#### Stated task
Gather up every line from the entries below that uses the word "Tuesday".

Collected data entries:
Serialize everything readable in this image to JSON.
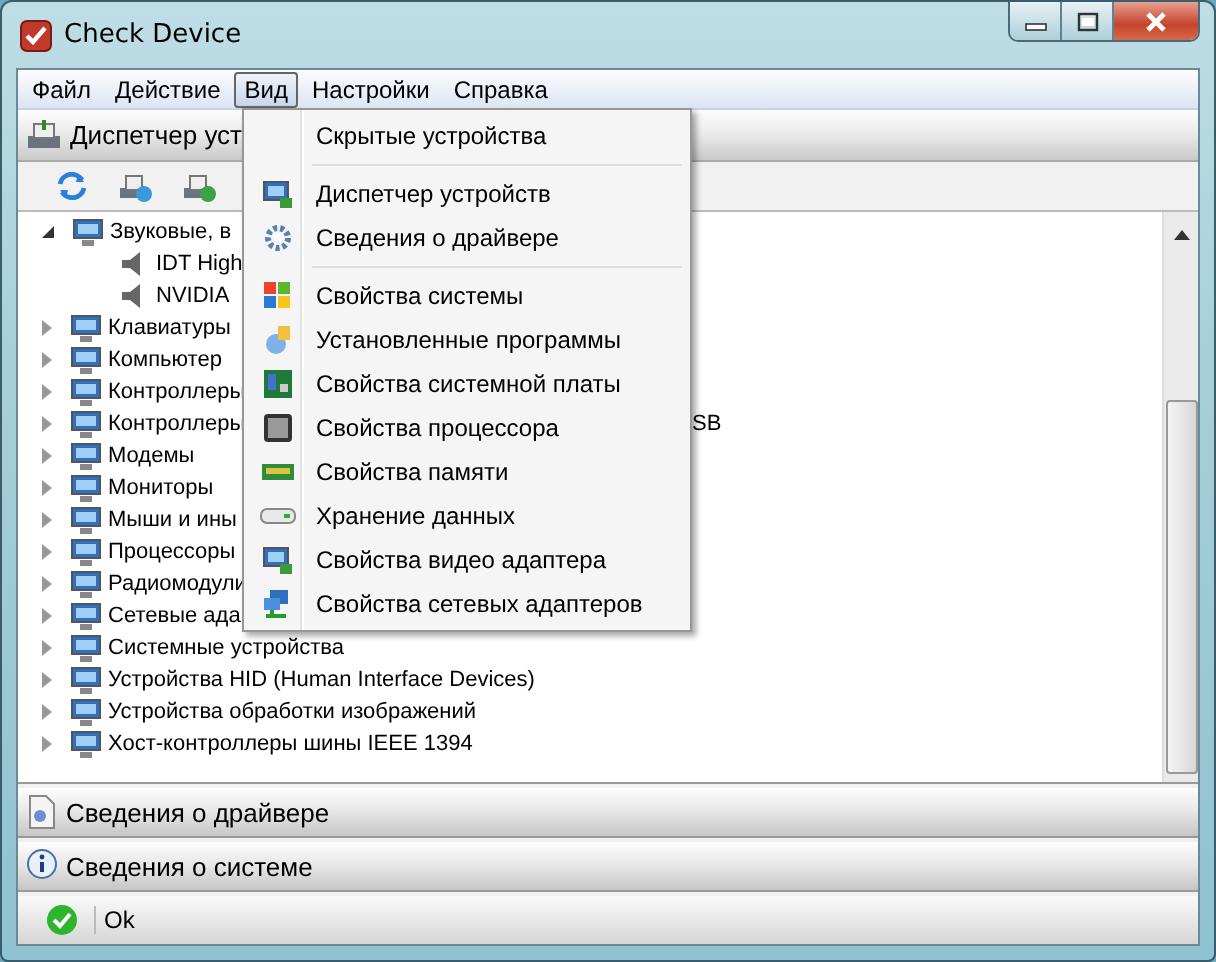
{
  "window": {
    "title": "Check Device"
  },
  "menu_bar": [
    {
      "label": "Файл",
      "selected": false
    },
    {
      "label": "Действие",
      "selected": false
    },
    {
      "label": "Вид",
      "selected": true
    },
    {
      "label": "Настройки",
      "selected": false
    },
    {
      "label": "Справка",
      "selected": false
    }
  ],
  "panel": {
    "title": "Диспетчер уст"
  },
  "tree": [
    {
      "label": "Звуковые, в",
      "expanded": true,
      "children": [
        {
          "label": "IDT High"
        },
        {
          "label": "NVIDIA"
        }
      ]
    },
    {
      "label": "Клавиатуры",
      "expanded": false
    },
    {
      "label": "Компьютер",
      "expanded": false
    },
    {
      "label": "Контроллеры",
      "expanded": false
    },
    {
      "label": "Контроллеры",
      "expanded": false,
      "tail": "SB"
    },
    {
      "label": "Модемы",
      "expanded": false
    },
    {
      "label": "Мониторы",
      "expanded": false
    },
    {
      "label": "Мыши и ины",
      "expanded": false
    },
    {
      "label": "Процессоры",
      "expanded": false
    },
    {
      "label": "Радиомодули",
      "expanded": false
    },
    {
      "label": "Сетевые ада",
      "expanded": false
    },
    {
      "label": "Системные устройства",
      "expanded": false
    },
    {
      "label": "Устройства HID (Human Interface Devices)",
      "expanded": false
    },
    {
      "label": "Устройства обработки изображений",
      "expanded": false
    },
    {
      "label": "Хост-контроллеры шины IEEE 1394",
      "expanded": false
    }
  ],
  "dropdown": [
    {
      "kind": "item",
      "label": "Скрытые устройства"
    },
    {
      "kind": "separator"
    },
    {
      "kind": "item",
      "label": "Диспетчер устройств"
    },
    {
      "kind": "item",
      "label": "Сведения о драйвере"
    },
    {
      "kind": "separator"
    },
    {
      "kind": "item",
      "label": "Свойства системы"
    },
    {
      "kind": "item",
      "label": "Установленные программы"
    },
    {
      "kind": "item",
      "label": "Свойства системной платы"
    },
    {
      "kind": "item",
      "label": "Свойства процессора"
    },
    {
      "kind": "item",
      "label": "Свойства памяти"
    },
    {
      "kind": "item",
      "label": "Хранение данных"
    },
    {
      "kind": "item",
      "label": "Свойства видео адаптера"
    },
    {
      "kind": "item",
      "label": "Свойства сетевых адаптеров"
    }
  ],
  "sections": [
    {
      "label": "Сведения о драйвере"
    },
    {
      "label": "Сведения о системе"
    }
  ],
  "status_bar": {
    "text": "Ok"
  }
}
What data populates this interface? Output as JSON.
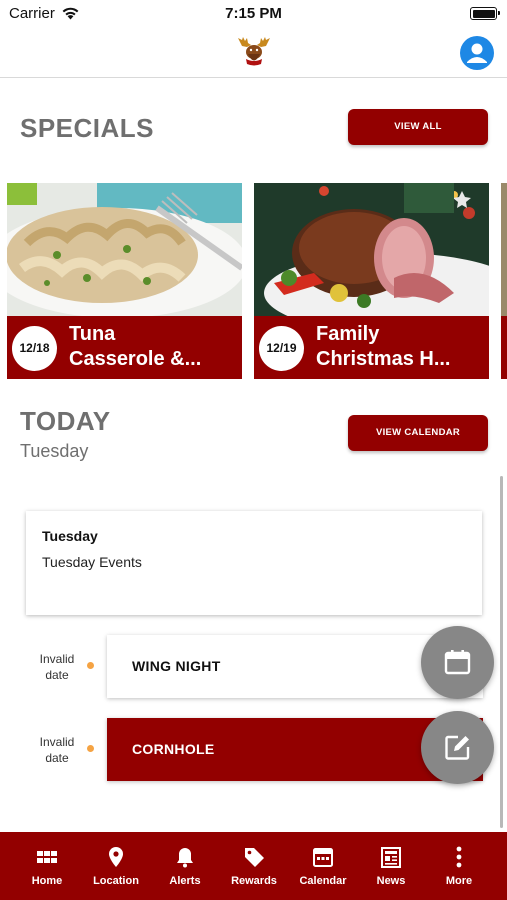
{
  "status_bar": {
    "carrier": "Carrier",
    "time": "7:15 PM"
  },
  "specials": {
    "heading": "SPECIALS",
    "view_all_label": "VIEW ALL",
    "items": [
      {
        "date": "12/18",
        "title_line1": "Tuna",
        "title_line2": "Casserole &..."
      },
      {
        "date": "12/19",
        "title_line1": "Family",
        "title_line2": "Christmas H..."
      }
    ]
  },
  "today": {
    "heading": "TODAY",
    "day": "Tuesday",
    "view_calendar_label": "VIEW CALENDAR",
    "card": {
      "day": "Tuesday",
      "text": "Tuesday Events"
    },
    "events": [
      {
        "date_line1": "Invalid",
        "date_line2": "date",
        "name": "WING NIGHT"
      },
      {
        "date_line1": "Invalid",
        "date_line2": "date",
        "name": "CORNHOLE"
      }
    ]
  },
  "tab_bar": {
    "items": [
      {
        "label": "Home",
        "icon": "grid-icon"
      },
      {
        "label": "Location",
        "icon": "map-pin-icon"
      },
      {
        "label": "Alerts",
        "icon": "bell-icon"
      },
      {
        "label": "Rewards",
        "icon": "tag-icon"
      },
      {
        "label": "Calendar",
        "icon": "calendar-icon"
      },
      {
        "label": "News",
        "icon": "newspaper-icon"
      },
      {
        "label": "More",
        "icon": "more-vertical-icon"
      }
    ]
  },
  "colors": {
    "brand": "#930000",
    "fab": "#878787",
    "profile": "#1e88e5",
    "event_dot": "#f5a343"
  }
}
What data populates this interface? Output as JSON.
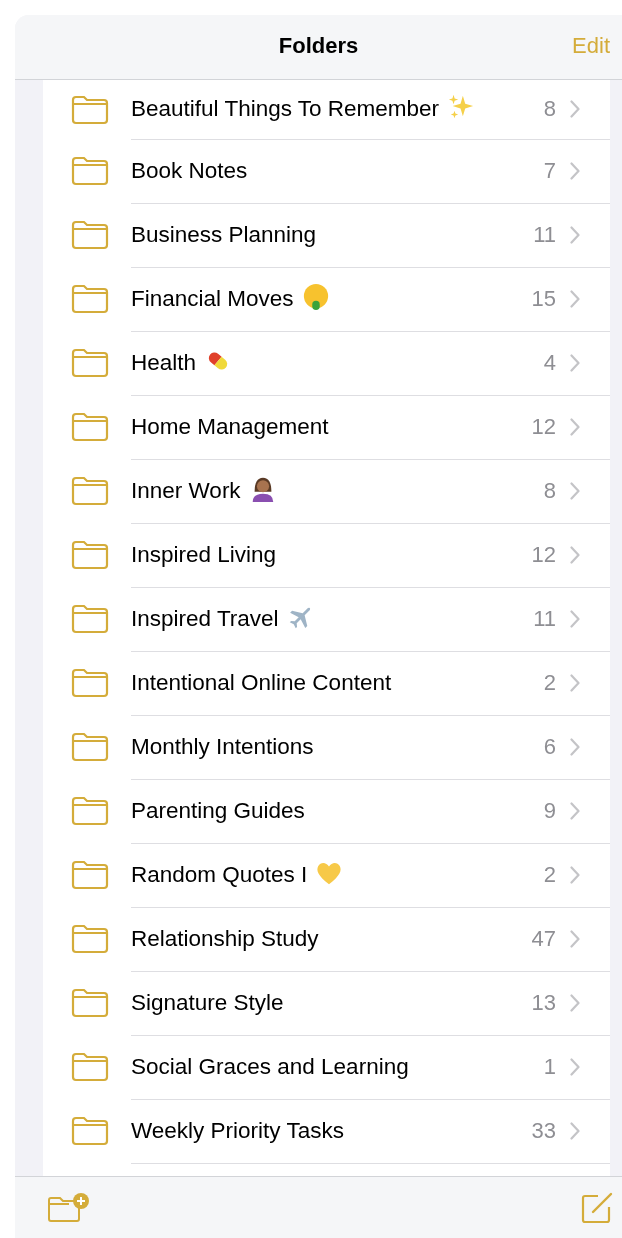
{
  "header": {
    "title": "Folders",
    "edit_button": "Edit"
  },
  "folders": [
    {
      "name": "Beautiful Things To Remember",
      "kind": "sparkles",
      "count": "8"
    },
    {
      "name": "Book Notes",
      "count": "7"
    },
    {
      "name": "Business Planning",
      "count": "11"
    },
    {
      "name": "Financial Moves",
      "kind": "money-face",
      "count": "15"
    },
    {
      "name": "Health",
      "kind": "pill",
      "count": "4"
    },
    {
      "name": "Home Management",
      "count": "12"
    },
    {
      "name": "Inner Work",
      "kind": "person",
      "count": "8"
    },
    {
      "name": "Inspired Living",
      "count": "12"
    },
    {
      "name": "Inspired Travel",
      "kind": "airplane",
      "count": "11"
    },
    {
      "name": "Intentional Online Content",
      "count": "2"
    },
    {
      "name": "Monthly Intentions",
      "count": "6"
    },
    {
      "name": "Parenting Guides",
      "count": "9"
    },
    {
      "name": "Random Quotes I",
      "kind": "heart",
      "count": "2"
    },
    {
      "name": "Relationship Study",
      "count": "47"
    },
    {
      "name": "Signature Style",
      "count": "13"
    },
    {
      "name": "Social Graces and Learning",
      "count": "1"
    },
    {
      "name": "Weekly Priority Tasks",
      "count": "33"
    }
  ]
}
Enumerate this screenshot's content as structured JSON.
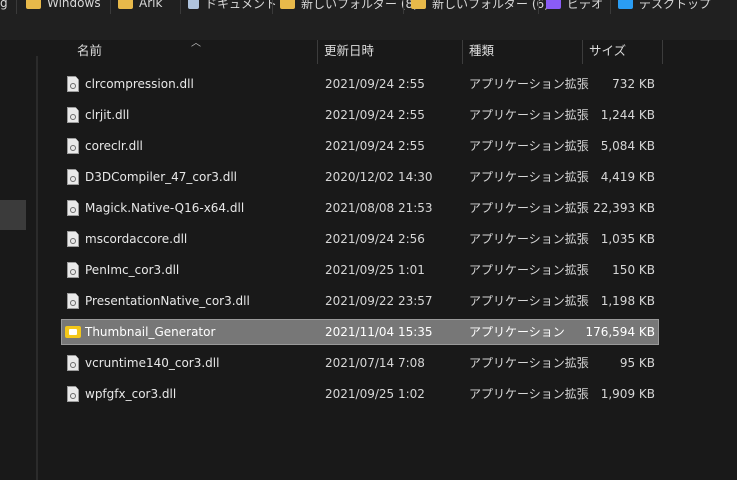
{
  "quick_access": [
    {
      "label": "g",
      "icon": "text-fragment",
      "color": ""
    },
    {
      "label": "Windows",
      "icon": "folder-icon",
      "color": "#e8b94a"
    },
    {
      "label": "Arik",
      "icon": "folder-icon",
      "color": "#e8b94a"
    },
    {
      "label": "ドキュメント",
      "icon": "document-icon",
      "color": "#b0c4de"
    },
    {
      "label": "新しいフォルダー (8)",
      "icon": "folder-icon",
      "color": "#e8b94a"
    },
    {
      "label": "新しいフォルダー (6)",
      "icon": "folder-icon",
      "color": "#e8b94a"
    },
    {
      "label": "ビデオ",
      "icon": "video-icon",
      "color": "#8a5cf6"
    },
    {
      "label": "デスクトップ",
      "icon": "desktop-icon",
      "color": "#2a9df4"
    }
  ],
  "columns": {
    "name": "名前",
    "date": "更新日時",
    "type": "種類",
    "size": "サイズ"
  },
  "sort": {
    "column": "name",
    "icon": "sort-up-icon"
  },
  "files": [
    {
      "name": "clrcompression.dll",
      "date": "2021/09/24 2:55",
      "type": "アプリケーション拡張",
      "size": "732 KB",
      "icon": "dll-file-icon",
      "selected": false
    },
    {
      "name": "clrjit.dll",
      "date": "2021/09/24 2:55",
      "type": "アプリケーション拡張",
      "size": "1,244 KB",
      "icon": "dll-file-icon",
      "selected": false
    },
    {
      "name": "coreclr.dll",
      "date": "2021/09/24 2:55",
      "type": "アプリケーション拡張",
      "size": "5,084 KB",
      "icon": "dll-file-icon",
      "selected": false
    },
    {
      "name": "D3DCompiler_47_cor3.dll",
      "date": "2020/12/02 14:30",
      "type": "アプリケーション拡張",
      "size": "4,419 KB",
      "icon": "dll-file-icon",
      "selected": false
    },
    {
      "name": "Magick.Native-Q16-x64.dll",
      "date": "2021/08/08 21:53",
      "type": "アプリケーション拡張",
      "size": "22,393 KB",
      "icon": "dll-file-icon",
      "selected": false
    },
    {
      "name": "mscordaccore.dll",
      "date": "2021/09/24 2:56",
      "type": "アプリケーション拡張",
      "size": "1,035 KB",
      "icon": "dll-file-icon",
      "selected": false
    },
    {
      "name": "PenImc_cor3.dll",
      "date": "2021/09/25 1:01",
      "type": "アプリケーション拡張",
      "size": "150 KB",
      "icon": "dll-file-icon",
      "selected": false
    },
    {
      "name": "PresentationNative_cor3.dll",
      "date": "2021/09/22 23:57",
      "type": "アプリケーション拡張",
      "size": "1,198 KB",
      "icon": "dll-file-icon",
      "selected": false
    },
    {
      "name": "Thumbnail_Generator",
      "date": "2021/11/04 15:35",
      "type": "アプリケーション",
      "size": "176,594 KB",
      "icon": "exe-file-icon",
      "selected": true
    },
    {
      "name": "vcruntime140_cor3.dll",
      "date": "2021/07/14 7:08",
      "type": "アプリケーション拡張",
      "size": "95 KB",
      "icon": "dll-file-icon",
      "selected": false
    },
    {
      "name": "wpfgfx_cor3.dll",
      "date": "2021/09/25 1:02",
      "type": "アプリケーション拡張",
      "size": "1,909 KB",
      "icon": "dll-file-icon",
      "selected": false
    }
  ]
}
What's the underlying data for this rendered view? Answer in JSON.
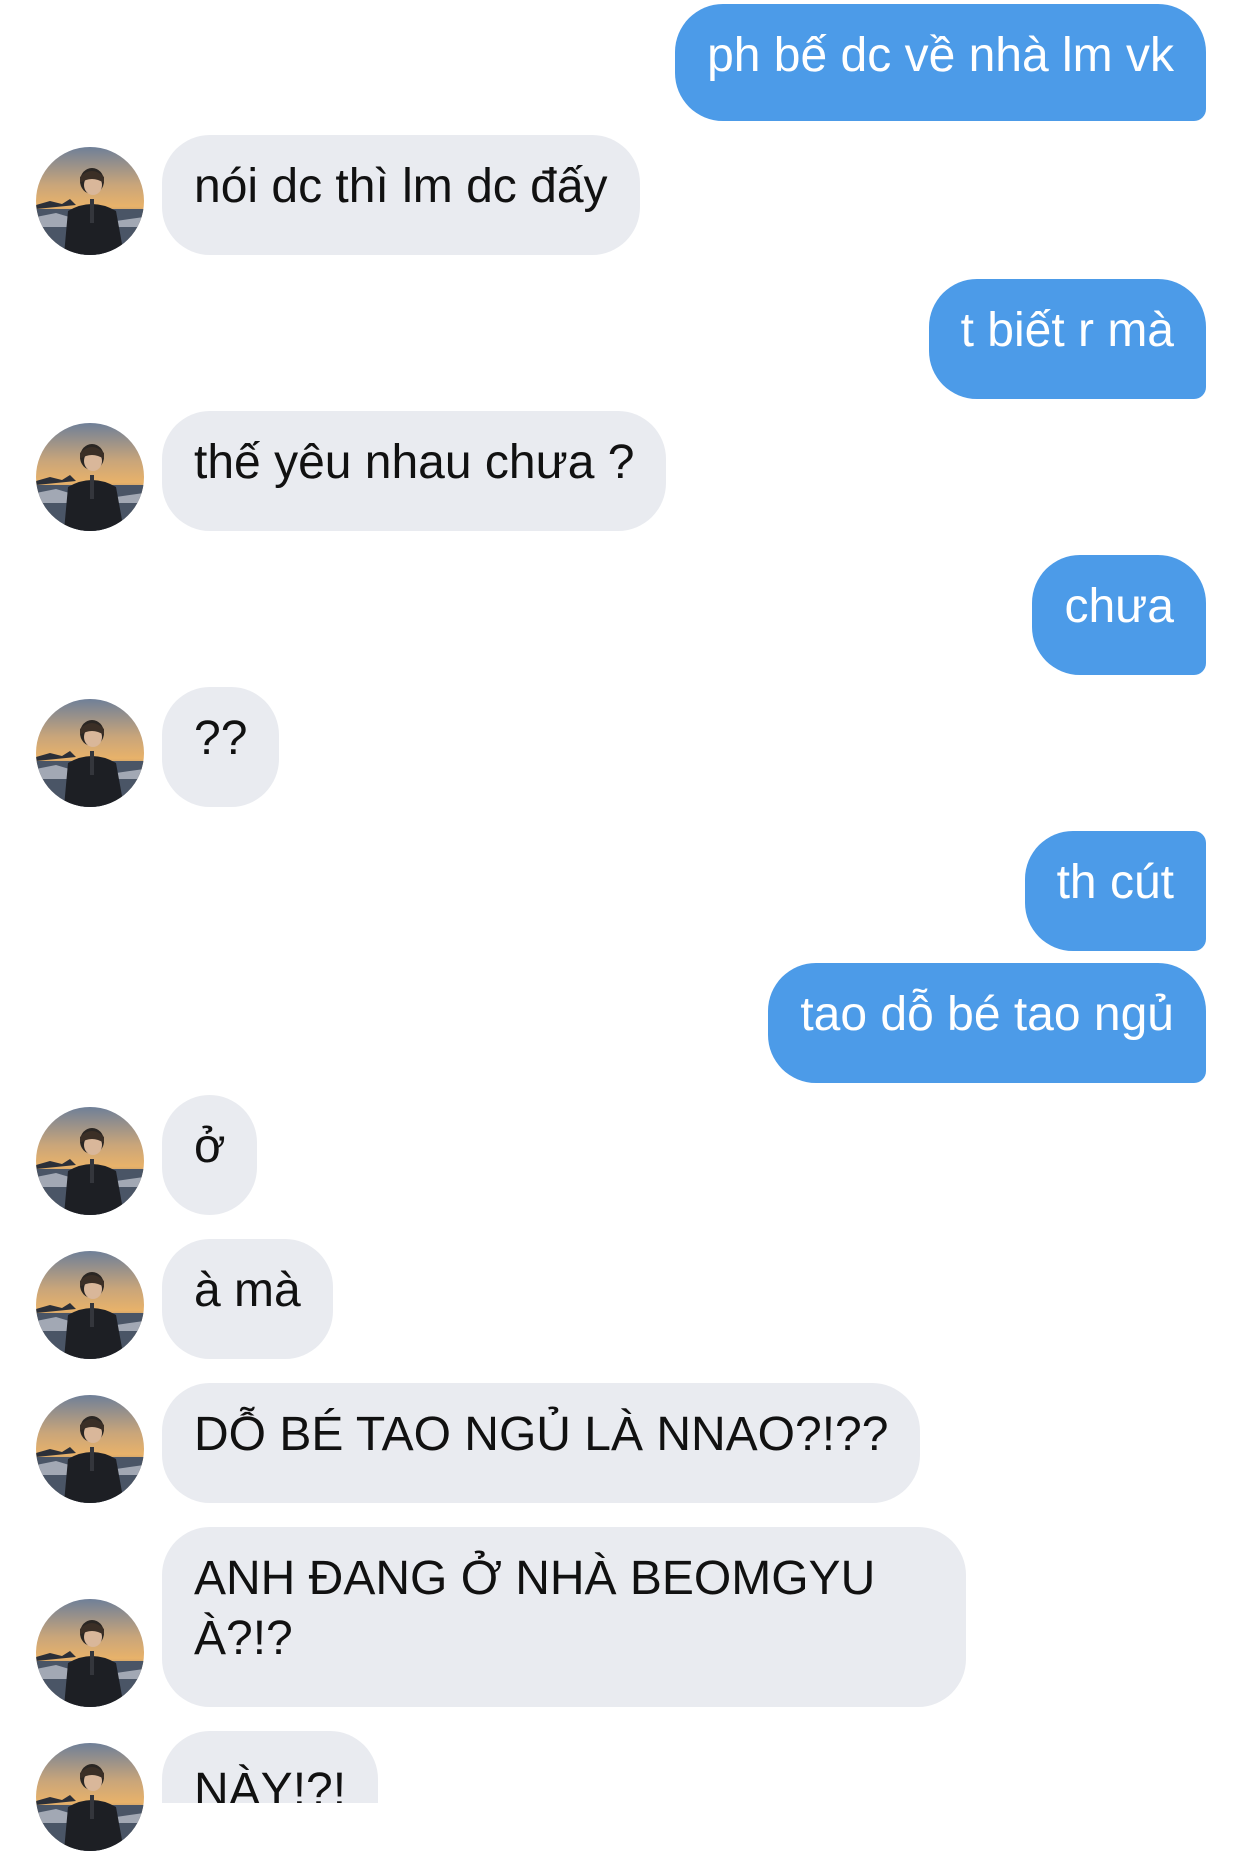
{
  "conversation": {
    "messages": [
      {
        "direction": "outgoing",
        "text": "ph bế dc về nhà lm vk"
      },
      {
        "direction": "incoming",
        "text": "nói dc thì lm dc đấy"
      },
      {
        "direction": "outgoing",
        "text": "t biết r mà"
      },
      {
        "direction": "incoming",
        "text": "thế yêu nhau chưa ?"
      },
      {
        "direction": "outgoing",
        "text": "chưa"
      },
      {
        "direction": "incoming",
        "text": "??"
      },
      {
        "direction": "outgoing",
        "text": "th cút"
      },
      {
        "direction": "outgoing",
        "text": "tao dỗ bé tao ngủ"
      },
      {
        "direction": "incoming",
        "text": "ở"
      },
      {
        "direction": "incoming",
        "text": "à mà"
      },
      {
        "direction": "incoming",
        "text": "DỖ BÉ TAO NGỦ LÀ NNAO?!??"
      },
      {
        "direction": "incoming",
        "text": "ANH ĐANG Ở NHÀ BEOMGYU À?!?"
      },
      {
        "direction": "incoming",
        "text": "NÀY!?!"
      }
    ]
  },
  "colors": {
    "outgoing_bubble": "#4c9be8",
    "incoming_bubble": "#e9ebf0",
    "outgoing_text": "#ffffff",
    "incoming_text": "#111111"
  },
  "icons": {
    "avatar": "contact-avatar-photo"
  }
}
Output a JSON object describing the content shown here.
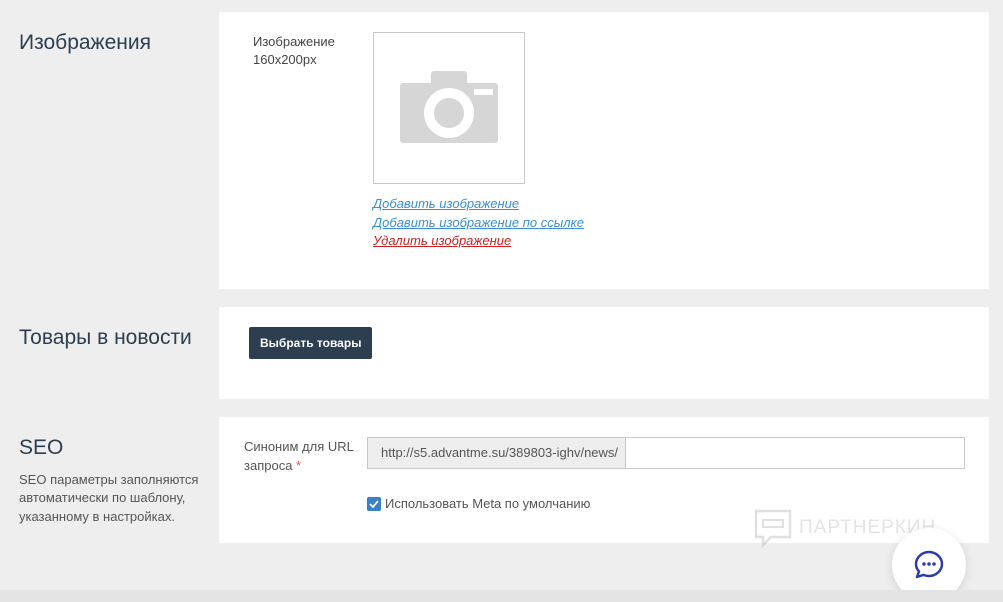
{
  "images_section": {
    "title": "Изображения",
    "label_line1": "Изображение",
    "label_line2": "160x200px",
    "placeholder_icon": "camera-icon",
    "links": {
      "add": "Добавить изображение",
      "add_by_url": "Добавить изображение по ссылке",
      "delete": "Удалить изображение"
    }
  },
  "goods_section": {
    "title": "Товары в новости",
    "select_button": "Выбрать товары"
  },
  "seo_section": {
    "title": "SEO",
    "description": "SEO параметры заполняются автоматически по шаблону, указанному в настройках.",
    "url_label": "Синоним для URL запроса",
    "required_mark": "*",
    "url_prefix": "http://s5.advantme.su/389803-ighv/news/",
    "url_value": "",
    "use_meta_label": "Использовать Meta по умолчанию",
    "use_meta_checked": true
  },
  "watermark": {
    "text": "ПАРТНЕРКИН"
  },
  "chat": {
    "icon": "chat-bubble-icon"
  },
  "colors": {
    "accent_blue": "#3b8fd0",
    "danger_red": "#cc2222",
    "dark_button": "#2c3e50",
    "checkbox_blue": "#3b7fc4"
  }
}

#### Answer to the task
    "day": "Tuesday",
      "day": "Tuesday",
      "text": "Tuesday Events"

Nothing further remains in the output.